[Dataset excerpts]
= = = =

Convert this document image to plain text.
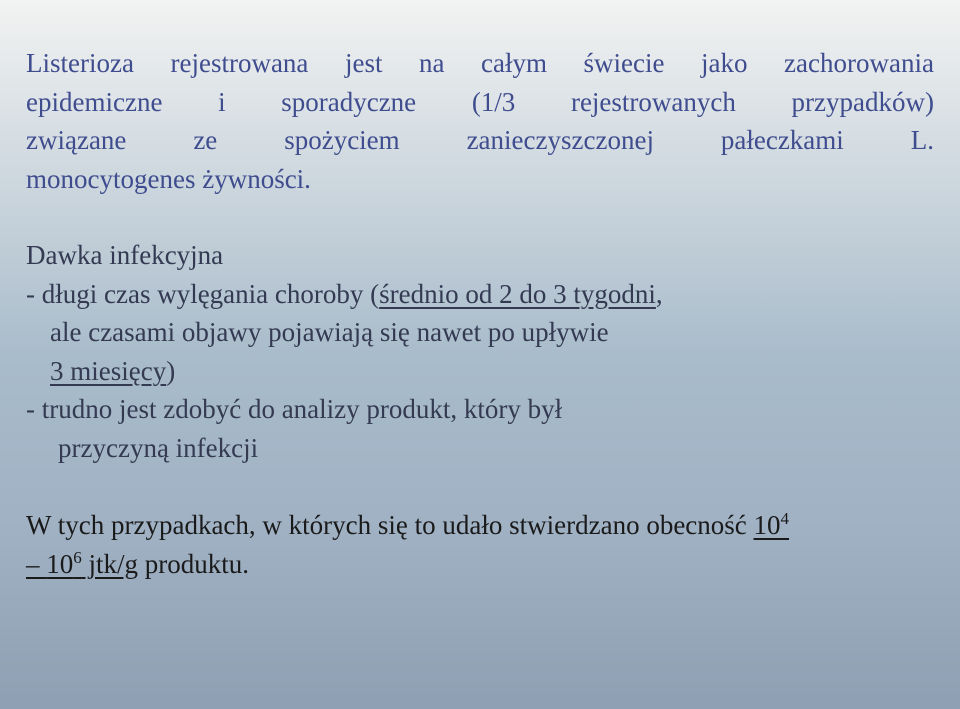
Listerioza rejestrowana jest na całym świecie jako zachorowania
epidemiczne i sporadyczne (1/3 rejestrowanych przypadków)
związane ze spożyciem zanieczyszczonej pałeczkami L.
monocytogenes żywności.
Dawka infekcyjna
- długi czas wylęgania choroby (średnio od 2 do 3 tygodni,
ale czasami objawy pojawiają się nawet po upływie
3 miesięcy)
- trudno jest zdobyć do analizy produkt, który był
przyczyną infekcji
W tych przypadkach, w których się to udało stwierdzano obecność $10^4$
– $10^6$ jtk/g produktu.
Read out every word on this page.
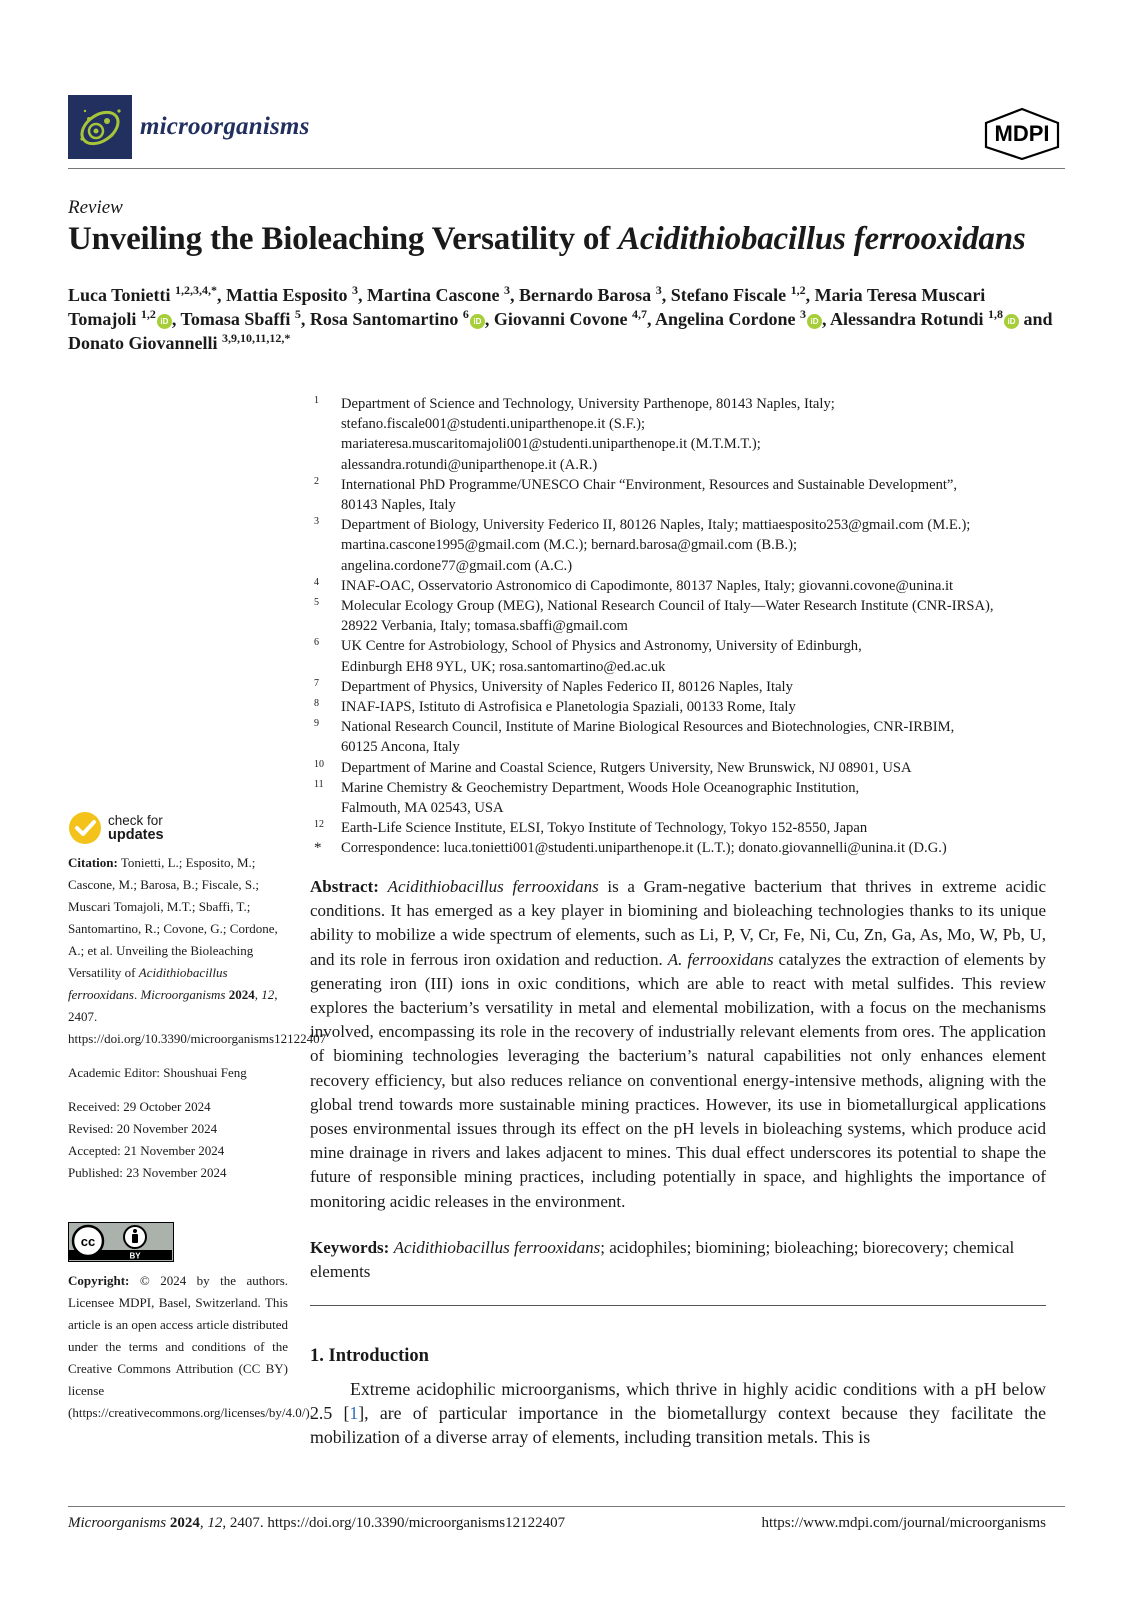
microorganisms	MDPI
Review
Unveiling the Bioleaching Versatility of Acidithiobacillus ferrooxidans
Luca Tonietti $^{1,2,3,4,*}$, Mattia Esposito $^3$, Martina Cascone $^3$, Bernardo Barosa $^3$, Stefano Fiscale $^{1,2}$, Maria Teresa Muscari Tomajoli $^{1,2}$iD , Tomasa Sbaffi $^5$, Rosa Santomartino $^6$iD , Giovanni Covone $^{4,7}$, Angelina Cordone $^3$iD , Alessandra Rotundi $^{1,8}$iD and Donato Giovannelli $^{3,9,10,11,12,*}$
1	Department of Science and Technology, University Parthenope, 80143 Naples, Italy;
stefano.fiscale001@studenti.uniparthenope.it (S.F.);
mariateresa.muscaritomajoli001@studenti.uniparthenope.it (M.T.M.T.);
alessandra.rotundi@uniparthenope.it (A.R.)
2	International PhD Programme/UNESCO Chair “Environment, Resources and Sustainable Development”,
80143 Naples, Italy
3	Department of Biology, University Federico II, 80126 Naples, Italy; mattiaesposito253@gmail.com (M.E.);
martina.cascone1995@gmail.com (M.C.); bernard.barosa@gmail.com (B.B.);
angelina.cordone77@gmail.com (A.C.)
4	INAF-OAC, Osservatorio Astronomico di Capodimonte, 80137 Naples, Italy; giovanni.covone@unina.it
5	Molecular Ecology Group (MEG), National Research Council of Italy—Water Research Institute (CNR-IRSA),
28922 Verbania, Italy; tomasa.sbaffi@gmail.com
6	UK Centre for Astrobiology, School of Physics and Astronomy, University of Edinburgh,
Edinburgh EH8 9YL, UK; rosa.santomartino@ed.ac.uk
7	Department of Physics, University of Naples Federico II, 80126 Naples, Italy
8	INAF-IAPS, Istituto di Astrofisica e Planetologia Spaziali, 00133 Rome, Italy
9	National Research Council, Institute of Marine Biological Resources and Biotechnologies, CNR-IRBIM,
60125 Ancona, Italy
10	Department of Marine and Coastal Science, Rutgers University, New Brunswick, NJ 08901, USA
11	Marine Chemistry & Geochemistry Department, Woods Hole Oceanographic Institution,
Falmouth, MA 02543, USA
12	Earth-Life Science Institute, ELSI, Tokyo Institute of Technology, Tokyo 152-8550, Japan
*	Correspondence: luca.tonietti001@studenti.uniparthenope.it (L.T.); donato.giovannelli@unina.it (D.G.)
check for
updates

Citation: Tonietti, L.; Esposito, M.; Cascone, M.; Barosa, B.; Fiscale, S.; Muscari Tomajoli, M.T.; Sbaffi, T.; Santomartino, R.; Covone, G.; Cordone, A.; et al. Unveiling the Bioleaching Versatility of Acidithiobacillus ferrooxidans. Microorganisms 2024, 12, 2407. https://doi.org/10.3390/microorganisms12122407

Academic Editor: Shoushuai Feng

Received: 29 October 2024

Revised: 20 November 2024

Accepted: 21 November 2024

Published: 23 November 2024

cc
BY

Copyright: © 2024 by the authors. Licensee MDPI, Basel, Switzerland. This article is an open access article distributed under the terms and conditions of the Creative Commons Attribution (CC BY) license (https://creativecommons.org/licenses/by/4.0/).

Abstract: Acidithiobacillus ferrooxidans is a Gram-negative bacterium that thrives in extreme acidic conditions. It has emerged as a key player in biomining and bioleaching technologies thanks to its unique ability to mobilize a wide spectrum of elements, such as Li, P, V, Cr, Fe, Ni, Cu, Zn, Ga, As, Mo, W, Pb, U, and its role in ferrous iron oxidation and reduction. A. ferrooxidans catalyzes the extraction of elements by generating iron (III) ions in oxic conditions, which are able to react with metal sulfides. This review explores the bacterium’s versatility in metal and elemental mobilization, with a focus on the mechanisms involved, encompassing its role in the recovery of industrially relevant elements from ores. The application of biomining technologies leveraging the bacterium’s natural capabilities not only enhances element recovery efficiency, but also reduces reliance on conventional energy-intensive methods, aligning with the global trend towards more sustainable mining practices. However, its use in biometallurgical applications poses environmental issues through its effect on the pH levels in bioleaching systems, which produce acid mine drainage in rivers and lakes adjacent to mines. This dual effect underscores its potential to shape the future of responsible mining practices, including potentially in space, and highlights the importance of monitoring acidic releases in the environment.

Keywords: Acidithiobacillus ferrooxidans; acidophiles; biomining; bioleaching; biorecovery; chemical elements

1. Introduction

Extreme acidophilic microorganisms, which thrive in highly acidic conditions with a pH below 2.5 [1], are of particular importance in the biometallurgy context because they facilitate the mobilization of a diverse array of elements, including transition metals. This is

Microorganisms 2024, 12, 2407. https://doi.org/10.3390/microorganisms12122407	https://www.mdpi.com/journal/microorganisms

= = = =

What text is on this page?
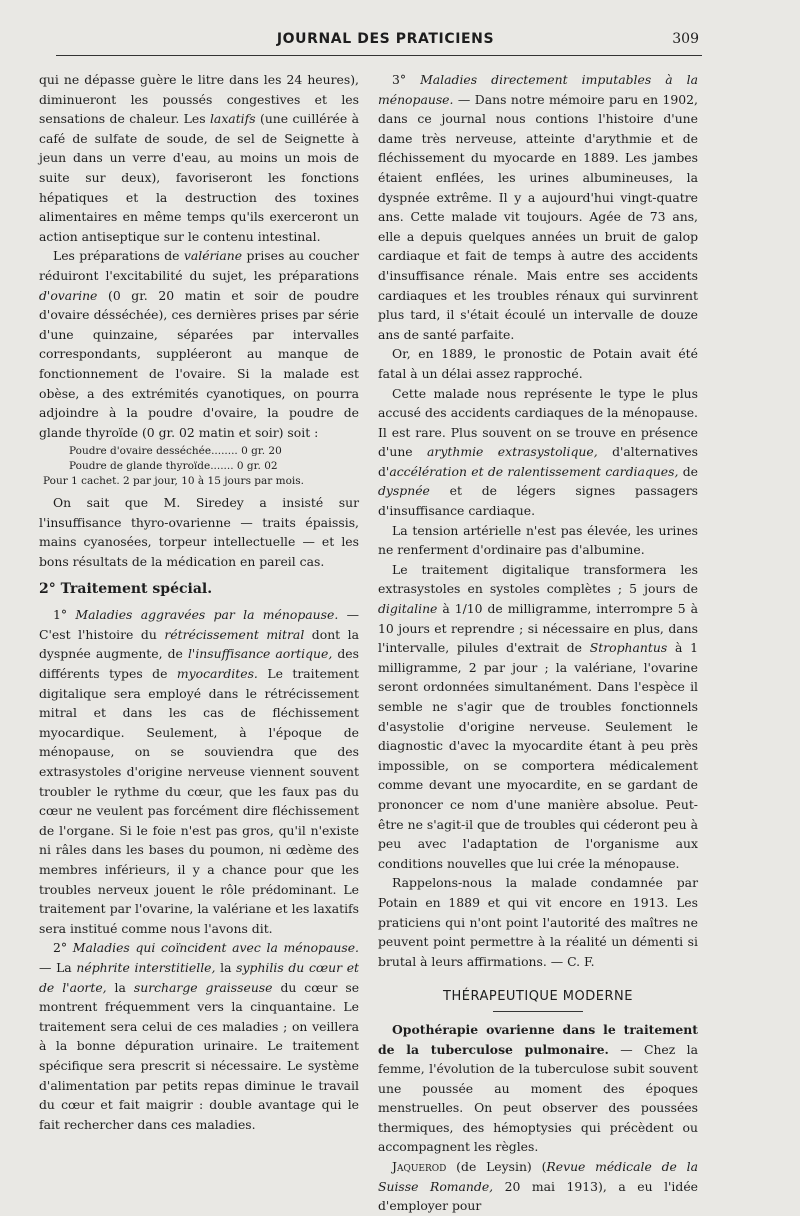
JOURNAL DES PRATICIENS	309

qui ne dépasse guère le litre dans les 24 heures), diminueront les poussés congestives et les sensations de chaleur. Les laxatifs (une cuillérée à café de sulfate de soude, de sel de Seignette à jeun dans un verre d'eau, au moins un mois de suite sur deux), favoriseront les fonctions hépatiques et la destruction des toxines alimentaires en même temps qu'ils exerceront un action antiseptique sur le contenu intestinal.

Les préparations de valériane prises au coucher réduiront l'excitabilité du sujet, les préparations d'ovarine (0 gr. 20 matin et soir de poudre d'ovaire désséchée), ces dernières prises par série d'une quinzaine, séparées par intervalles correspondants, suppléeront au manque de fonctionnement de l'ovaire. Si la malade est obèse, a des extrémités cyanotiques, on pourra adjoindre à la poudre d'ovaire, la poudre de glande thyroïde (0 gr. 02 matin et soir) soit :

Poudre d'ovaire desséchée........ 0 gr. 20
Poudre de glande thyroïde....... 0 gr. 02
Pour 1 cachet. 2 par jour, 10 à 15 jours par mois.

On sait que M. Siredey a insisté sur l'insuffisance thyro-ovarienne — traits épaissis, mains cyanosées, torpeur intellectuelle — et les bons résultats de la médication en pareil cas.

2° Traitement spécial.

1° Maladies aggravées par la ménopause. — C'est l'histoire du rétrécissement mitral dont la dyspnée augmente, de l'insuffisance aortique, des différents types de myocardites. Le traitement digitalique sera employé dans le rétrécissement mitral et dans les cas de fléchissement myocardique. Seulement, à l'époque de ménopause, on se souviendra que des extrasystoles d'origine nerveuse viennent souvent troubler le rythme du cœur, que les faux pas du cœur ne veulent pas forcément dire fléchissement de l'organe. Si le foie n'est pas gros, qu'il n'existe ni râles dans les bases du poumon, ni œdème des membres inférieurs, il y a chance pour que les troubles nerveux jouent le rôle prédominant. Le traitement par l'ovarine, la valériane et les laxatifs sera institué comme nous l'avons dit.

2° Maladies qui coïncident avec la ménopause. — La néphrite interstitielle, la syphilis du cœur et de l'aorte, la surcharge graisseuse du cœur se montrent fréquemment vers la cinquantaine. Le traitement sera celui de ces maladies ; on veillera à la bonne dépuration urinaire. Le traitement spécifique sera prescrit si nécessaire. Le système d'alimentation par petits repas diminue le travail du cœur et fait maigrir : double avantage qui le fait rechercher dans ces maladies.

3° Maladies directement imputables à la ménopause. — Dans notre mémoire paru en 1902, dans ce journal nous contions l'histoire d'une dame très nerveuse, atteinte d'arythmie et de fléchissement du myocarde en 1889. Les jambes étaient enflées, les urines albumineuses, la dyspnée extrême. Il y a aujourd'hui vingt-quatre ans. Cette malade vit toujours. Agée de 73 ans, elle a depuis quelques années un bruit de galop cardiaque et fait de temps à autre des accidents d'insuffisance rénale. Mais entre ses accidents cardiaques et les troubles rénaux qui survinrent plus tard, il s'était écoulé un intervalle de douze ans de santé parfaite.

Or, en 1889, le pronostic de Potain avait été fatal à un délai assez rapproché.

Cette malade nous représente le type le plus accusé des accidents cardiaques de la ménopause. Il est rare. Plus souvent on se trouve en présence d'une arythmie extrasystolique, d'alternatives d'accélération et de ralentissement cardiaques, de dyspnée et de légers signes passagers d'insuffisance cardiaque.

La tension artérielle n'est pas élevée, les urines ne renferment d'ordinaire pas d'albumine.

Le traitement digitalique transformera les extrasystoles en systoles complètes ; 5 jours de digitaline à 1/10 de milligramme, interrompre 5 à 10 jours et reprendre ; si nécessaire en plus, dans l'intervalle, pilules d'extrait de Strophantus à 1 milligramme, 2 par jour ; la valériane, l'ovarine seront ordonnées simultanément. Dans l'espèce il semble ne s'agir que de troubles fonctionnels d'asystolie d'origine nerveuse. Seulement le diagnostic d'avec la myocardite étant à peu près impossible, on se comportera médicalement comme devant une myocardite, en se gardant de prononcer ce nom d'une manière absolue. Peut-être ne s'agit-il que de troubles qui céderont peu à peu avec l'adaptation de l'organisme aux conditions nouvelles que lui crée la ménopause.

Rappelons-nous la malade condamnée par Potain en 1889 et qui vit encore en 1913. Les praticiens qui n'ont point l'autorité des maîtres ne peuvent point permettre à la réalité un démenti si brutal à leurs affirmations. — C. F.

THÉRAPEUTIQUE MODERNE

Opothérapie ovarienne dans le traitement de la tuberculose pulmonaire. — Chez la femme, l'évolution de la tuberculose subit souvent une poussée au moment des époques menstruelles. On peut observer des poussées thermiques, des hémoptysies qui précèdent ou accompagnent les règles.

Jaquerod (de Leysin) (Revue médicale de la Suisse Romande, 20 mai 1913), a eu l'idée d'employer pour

= = = =

▶ _Directions for this task_
The word "page" may turn up on some lines of these records; say how many, with no other words.

▶ _Answer_
2